Quote the whole listing word for word, please.
##### Supplied material
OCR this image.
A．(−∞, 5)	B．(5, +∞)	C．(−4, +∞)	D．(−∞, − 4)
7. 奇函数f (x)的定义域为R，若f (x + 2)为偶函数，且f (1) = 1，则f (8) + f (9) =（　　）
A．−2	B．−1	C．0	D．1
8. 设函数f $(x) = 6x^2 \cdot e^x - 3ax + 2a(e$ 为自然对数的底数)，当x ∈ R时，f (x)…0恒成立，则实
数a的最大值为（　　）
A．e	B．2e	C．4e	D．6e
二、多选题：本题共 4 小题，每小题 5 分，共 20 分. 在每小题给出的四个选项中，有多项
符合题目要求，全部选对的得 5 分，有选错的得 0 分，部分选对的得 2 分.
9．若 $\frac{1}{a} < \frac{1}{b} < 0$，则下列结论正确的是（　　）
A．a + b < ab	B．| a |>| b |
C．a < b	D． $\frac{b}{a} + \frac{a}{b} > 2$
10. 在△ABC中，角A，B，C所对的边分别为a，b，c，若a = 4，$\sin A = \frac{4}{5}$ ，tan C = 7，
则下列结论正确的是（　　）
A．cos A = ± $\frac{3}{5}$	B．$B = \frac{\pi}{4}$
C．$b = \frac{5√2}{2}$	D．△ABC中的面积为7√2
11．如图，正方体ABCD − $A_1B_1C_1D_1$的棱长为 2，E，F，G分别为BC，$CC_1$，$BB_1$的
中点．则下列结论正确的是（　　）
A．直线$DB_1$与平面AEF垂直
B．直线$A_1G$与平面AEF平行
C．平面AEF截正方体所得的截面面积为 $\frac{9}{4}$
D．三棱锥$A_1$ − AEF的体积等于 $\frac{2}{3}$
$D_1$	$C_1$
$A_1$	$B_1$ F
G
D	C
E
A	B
##########
■ Output
OCR this image.
A．(−∞, 5)	B．(5, +∞)	C．(−4, +∞)	D．(−∞, − 4)
7. 奇函数f (x)的定义域为R，若f (x + 2)为偶函数，且f (1) = 1，则f (8) + f (9) =（　　）
A．−2	B．−1	C．0	D．1
8. 设函数f $(x) = 6x^2 \cdot e^x - 3ax + 2a(e$ 为自然对数的底数)，当x ∈ R时，f (x)…0恒成立，则实
数a的最大值为（　　）
A．e	B．2e	C．4e	D．6e
二、多选题：本题共 4 小题，每小题 5 分，共 20 分. 在每小题给出的四个选项中，有多项
符合题目要求，全部选对的得 5 分，有选错的得 0 分，部分选对的得 2 分.
9．若 $\frac{1}{a} < \frac{1}{b} < 0$，则下列结论正确的是（　　）
A．a + b < ab	B．| a |>| b |
C．a < b	D． $\frac{b}{a} + \frac{a}{b} > 2$
10. 在△ABC中，角A，B，C所对的边分别为a，b，c，若a = 4，$\sin A = \frac{4}{5}$ ，tan C = 7，
则下列结论正确的是（　　）
A．cos A = ± $\frac{3}{5}$	B．$B = \frac{\pi}{4}$
C．$b = \frac{5√2}{2}$	D．△ABC中的面积为7√2
11．如图，正方体ABCD − $A_1B_1C_1D_1$的棱长为 2，E，F，G分别为BC，$CC_1$，$BB_1$的
中点．则下列结论正确的是（　　）
A．直线$DB_1$与平面AEF垂直
B．直线$A_1G$与平面AEF平行
C．平面AEF截正方体所得的截面面积为 $\frac{9}{4}$
D．三棱锥$A_1$ − AEF的体积等于 $\frac{2}{3}$
$D_1$	$C_1$
$A_1$	$B_1$ F
G
D	C
E
A	B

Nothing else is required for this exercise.